* start Exercise materials *

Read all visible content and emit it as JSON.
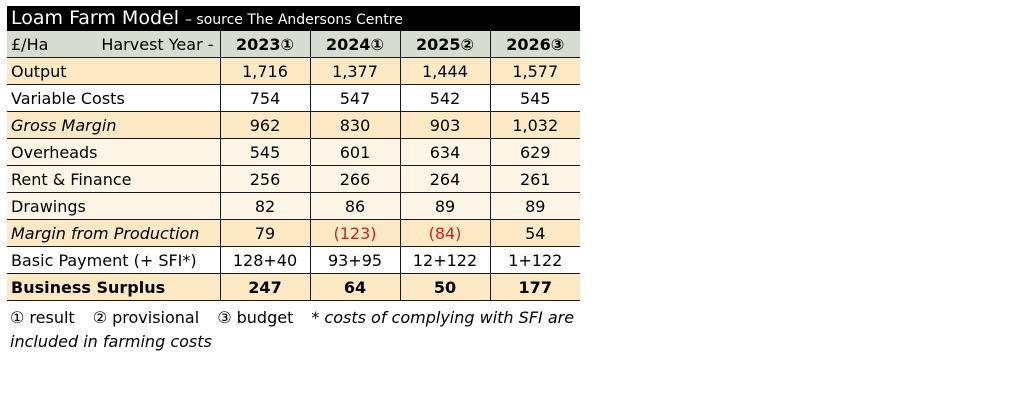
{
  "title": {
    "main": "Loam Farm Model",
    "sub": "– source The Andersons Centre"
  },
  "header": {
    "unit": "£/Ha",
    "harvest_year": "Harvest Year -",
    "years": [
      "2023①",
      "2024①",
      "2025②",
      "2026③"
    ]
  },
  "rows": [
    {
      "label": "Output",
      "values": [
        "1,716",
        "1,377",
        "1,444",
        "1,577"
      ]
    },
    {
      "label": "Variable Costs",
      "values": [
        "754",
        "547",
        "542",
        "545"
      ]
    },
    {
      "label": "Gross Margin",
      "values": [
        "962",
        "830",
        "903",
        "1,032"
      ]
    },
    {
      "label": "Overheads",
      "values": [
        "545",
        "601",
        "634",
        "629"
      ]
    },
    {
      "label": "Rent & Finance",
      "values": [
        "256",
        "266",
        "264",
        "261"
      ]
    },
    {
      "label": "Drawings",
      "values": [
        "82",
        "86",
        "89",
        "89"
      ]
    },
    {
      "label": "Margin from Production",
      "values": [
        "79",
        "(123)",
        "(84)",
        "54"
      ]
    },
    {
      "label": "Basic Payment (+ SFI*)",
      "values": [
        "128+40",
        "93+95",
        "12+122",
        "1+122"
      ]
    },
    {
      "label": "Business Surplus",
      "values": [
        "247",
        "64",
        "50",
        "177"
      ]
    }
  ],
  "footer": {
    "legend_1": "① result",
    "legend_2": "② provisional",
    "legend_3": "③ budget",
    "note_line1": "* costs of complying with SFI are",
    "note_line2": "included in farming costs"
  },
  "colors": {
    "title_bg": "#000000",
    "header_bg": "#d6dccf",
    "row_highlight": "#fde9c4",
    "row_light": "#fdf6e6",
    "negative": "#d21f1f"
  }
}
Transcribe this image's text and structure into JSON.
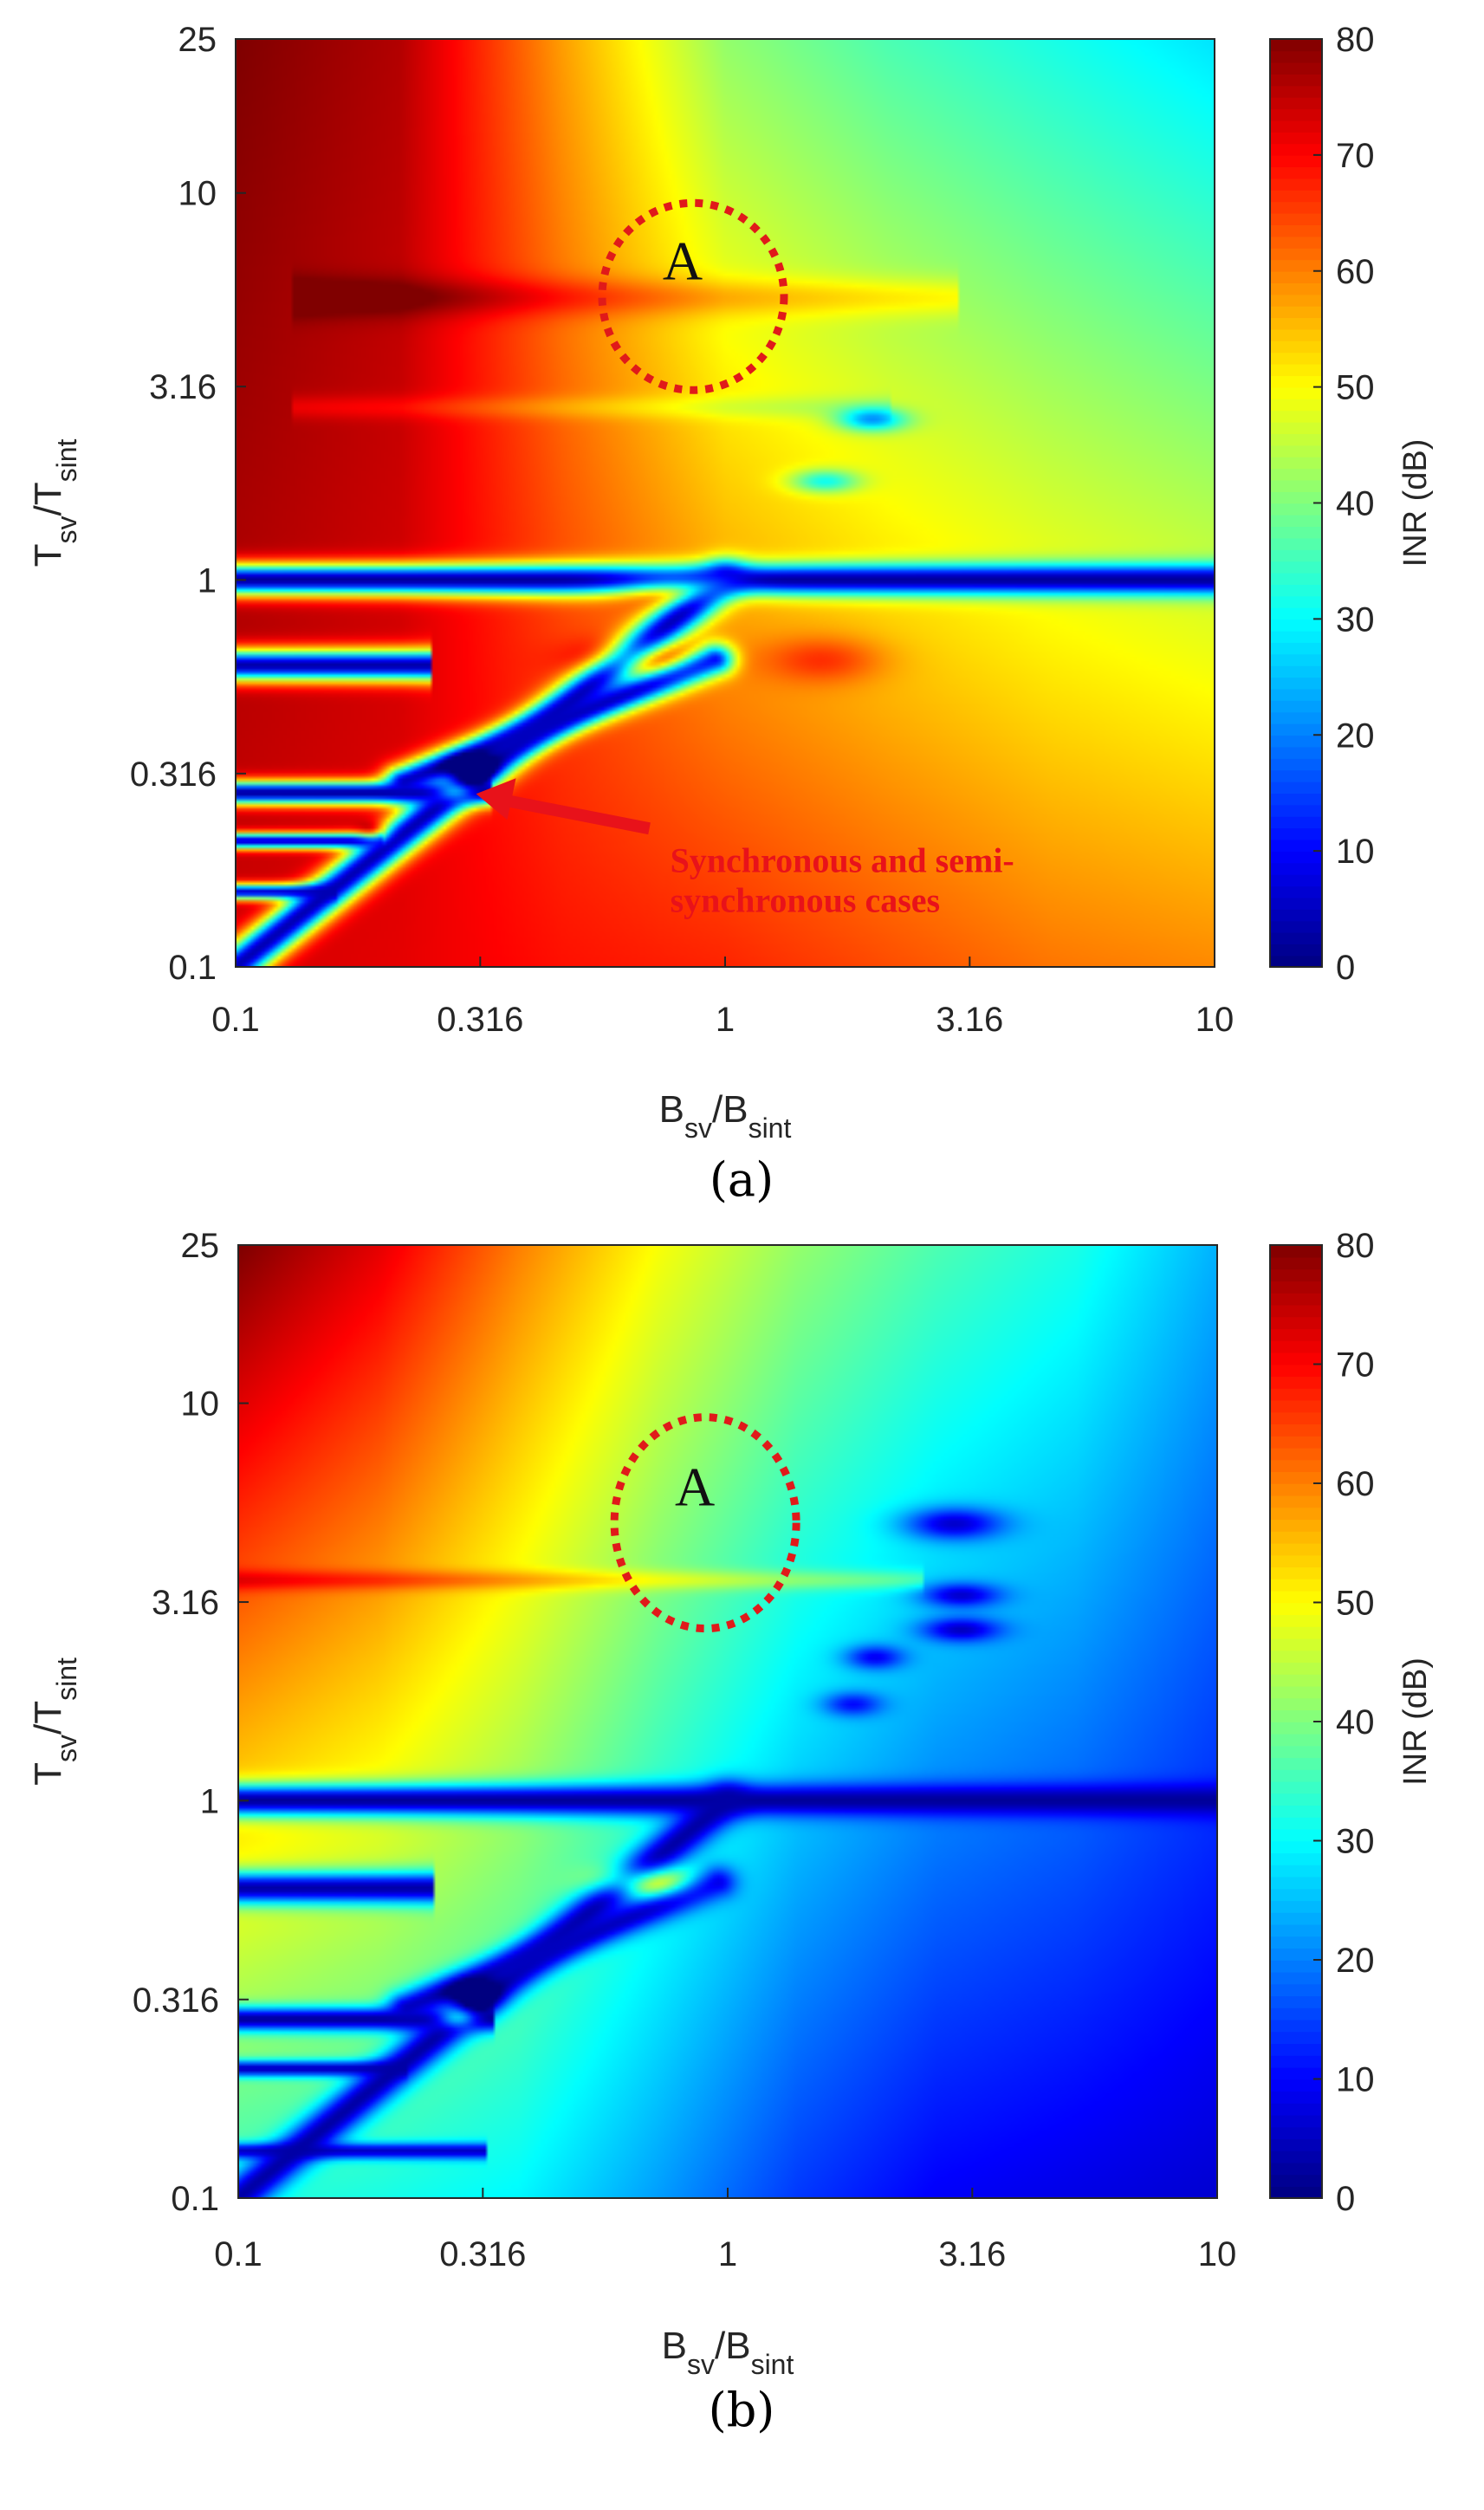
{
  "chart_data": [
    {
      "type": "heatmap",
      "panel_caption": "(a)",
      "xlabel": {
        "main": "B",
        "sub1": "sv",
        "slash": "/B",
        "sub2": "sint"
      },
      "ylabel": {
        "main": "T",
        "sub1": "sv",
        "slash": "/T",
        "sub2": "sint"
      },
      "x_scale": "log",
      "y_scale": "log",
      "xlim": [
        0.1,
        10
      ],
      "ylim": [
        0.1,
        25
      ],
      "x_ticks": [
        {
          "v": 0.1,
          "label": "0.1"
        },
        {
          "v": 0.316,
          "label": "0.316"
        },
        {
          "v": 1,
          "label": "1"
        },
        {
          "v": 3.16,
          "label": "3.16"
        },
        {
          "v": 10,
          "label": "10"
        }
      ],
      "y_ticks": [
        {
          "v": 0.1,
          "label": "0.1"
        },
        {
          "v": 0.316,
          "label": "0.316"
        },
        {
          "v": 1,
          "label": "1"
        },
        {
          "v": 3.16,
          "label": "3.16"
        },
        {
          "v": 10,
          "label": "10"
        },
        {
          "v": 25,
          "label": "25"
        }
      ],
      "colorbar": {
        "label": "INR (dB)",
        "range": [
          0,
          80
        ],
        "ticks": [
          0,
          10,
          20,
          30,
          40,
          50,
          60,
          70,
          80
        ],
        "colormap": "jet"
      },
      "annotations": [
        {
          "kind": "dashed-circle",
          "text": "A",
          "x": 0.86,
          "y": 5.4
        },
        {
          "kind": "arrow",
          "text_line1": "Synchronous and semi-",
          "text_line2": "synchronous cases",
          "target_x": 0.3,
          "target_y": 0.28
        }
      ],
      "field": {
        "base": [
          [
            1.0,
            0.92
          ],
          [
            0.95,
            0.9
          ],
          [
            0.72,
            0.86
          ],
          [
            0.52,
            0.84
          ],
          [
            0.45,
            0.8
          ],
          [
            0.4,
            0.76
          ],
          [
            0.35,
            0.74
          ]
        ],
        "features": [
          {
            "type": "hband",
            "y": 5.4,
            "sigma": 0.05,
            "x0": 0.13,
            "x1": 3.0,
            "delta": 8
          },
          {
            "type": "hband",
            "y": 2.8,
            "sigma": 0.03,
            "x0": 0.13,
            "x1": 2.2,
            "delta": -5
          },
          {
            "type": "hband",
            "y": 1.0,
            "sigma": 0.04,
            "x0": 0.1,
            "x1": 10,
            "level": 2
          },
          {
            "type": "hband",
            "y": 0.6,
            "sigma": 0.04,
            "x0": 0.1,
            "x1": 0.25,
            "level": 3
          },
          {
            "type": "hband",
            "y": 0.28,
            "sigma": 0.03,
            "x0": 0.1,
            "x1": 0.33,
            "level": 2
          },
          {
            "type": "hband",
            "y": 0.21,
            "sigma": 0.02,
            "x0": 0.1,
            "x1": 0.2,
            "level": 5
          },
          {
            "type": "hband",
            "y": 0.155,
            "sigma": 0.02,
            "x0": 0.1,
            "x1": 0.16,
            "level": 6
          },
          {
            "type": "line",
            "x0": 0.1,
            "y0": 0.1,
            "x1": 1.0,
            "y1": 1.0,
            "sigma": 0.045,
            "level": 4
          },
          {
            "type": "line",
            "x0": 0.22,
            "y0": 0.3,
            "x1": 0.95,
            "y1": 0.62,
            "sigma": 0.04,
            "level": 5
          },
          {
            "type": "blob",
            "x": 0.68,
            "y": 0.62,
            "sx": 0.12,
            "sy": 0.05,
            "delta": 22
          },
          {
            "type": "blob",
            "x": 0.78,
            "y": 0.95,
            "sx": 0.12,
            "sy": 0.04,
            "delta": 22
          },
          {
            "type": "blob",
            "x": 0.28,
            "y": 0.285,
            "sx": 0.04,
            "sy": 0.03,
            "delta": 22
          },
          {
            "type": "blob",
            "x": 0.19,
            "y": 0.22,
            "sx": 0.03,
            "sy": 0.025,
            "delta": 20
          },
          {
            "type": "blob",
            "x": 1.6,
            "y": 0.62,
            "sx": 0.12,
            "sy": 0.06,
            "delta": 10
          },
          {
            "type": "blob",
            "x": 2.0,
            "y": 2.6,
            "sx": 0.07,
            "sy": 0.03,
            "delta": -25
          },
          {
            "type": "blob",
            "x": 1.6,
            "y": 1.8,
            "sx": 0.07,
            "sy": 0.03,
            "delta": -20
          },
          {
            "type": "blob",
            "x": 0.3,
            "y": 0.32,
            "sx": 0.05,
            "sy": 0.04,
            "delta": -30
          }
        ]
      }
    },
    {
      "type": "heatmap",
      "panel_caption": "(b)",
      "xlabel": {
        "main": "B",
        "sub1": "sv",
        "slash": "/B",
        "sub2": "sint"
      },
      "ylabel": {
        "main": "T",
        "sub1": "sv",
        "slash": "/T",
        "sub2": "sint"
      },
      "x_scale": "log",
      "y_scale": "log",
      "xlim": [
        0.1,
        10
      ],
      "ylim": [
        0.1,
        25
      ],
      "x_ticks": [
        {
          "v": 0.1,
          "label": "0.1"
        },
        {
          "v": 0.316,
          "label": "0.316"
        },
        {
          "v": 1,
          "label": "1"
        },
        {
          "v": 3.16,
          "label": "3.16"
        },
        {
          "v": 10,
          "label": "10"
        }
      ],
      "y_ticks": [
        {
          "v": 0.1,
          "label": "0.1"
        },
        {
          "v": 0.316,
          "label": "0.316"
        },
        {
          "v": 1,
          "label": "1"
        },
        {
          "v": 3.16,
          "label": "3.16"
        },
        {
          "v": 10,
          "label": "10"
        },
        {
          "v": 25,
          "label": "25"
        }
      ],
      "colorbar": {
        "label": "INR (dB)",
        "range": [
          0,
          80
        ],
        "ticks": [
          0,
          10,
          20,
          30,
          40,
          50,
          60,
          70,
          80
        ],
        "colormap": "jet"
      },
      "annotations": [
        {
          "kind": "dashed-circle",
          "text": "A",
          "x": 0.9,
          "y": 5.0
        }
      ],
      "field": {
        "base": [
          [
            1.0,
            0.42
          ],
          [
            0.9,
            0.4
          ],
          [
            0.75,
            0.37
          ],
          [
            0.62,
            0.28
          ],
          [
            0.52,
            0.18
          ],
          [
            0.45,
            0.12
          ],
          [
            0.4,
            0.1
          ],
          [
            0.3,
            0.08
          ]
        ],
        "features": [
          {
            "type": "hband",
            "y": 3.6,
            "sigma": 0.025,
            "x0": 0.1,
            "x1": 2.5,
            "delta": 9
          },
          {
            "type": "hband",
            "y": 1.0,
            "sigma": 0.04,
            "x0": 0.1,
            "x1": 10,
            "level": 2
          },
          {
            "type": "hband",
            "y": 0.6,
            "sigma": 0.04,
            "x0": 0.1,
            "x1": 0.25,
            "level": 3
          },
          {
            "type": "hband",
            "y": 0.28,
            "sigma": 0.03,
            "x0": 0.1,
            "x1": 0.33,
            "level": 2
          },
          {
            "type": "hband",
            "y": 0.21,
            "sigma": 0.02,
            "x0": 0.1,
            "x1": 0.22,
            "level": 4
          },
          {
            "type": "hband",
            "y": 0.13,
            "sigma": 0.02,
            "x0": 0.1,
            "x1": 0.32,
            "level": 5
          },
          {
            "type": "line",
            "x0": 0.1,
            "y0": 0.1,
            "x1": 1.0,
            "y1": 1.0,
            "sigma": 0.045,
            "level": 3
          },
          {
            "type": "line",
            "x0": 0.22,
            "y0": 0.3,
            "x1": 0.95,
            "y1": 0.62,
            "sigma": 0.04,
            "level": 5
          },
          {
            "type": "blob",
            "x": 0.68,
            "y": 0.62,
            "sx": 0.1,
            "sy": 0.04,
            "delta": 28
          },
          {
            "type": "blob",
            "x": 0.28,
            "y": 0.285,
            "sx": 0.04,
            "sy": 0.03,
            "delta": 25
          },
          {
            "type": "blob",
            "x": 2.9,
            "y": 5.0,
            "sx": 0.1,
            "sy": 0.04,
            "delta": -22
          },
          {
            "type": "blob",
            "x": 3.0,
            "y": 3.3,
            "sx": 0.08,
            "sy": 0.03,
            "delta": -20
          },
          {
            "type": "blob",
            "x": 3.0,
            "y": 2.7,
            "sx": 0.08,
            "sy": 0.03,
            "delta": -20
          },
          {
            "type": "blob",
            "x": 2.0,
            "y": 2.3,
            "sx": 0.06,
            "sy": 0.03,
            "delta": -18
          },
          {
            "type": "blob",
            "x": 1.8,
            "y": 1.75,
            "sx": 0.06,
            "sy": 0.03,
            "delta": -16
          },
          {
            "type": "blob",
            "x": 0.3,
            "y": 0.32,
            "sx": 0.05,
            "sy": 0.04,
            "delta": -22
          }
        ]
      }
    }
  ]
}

* end Exercise materials *

Requirement: Check each line of the data above for the string "Margin", then report how many lines have it, with no other words.

Full response: 2